━━ DATA EXTRACT

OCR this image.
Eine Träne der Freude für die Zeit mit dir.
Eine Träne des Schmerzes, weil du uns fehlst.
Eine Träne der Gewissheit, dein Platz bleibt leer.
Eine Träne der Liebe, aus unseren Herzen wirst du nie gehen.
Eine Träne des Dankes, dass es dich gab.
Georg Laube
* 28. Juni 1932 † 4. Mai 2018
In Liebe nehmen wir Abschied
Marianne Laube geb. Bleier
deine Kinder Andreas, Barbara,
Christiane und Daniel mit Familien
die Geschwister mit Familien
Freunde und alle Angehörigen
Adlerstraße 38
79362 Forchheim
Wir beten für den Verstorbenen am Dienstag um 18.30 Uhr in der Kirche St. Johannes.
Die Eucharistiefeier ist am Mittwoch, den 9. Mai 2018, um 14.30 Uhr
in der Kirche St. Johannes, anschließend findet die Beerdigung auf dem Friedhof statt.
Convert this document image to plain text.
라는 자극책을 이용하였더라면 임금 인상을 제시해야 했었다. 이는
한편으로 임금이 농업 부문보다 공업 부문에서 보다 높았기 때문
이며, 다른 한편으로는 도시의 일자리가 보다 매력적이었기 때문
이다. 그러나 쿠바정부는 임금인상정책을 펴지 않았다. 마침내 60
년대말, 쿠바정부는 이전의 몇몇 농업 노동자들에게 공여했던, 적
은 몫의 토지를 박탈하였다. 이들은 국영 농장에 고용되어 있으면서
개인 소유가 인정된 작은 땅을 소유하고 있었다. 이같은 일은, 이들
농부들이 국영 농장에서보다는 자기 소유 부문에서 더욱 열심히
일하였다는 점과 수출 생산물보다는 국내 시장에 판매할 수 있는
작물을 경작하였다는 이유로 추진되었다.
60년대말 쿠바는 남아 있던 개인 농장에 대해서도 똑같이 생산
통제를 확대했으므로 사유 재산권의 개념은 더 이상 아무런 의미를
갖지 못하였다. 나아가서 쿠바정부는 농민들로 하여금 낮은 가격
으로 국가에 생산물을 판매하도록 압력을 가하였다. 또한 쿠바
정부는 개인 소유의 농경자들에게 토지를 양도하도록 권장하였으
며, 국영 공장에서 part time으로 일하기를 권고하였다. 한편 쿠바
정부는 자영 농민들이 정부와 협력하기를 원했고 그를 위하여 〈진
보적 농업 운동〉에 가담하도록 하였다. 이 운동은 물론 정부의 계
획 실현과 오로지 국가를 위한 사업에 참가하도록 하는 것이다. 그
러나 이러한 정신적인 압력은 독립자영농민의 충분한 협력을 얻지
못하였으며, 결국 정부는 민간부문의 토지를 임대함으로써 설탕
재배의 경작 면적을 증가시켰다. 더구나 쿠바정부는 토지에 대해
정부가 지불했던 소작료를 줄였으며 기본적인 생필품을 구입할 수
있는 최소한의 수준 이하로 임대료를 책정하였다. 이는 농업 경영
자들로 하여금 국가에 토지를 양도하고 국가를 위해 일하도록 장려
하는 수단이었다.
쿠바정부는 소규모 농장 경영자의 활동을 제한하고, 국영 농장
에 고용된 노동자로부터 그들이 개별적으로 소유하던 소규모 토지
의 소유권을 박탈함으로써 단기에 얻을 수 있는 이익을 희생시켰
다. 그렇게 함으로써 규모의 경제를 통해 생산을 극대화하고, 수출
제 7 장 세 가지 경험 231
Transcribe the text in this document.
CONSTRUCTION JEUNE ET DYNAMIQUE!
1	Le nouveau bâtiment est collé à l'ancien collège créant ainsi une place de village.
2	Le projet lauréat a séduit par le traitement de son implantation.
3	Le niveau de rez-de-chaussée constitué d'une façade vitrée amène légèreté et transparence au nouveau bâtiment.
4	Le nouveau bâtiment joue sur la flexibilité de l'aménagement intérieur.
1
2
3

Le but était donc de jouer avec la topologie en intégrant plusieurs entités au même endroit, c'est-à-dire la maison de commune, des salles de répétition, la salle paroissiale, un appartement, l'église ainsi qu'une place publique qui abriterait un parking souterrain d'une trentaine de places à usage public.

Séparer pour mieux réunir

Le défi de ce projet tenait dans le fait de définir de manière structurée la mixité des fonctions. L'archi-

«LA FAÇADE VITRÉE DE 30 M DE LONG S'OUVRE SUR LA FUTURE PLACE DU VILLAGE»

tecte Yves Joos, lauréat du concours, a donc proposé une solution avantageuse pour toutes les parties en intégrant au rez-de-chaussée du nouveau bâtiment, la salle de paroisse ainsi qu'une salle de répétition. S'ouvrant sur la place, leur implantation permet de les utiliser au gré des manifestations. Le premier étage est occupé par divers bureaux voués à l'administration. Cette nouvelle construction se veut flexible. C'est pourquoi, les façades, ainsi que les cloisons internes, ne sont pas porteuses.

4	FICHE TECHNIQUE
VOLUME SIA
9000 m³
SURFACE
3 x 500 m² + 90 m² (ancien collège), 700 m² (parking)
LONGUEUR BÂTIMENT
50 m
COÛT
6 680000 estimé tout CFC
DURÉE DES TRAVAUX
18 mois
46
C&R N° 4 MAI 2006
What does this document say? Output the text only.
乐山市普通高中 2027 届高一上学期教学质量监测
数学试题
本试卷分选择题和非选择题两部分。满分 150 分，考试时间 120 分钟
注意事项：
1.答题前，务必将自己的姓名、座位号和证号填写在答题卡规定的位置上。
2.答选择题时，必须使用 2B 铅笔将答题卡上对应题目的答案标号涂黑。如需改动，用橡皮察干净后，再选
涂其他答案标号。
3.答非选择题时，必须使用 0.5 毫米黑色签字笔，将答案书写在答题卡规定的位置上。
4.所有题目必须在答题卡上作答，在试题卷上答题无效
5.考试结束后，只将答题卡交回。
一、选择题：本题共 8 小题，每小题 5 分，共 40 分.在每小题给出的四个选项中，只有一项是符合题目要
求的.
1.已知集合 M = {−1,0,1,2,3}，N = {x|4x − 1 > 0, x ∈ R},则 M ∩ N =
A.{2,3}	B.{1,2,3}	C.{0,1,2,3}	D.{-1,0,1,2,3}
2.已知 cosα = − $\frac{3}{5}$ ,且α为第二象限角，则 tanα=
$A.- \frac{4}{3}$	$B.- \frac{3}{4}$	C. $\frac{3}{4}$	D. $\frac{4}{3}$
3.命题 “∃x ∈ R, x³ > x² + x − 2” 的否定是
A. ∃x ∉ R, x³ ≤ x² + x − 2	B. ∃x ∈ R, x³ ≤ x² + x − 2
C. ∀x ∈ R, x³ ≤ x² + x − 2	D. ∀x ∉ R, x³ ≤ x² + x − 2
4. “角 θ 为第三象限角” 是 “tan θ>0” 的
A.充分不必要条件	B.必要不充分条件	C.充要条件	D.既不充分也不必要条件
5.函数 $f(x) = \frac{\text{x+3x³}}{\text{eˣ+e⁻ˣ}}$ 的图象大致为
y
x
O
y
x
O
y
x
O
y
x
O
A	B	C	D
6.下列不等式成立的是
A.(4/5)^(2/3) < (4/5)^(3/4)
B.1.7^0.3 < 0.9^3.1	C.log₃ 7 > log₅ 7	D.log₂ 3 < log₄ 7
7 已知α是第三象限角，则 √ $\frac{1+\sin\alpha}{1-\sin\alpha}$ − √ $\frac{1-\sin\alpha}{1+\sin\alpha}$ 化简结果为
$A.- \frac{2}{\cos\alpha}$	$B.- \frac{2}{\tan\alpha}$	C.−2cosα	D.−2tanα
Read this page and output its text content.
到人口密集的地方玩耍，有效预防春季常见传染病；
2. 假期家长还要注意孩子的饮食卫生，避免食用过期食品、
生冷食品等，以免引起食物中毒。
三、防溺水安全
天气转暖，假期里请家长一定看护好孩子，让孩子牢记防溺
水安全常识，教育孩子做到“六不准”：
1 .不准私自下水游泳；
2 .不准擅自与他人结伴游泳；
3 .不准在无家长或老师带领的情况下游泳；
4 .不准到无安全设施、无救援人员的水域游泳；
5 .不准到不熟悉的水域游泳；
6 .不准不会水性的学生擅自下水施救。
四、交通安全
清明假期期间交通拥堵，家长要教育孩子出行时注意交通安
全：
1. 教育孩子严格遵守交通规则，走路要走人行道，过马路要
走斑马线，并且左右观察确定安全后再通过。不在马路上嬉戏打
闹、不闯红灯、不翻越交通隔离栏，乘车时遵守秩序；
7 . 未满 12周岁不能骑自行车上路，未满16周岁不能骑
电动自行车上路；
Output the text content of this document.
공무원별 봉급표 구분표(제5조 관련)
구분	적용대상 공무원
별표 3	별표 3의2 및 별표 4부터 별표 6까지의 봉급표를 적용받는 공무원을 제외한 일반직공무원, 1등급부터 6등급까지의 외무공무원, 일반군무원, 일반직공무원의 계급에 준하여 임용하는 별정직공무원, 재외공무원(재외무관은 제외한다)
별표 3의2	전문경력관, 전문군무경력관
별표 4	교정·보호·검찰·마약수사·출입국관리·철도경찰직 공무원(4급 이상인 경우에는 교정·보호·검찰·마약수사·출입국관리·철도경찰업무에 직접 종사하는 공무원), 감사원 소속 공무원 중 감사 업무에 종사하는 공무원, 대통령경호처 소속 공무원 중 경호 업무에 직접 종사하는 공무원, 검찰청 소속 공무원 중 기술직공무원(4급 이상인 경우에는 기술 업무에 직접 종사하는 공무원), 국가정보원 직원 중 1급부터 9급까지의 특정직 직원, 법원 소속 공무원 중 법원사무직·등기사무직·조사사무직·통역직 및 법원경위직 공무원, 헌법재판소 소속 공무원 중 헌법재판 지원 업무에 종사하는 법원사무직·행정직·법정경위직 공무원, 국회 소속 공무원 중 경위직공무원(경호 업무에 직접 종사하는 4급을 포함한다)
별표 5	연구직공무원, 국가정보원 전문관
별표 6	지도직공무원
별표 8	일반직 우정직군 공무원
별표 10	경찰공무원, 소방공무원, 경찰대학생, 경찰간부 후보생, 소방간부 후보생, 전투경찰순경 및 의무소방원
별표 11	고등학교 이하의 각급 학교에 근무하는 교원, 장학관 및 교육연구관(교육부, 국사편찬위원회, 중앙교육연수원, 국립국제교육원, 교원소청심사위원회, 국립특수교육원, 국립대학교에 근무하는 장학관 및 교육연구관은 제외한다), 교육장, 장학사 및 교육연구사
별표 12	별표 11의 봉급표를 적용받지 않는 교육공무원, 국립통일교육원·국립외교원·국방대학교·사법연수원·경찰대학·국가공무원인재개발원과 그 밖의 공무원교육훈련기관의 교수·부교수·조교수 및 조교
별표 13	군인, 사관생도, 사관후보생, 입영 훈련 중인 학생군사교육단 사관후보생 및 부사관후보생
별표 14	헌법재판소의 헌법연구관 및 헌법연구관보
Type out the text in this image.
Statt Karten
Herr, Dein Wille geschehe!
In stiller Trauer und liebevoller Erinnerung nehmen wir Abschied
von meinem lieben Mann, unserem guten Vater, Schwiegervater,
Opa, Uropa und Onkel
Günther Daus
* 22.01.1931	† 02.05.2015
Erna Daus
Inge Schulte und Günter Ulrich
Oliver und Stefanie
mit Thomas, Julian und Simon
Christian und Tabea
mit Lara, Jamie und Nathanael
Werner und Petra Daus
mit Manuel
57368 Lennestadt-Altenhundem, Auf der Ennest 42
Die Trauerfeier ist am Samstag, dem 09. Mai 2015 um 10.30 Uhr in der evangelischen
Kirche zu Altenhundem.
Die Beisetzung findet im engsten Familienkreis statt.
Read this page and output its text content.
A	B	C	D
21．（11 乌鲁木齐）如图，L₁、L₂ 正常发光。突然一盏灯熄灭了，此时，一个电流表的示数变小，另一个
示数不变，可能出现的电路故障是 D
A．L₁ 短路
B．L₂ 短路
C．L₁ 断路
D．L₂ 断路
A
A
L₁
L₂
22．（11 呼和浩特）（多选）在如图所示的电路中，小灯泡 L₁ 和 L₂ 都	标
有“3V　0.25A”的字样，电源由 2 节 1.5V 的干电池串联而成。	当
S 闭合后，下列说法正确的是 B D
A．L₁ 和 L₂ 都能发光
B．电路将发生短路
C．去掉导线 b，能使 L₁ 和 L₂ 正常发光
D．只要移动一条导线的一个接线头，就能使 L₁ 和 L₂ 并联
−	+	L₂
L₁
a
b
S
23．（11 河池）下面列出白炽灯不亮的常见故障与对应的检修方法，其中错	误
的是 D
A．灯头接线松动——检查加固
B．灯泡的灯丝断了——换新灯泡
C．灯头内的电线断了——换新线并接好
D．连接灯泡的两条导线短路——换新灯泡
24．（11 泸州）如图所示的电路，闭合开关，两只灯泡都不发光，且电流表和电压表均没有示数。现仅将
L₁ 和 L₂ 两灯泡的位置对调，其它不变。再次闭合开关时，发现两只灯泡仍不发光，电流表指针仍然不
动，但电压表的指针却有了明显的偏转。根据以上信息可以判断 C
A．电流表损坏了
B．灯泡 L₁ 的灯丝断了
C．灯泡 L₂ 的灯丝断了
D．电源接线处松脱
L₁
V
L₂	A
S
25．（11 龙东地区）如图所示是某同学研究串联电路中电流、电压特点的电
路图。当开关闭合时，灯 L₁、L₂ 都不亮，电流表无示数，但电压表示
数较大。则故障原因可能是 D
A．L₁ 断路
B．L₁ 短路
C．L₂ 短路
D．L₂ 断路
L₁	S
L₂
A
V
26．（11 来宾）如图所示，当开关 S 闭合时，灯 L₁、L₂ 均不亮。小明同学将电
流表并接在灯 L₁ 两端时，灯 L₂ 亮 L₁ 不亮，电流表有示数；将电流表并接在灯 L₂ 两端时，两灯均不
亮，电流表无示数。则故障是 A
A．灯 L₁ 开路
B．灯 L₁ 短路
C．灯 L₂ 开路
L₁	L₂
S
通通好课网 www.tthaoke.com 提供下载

━━━━

• SHORT EXERCISE
How many of the lines in the listing above hold the word "Kirche"? Report only that figure.

• RESULT
3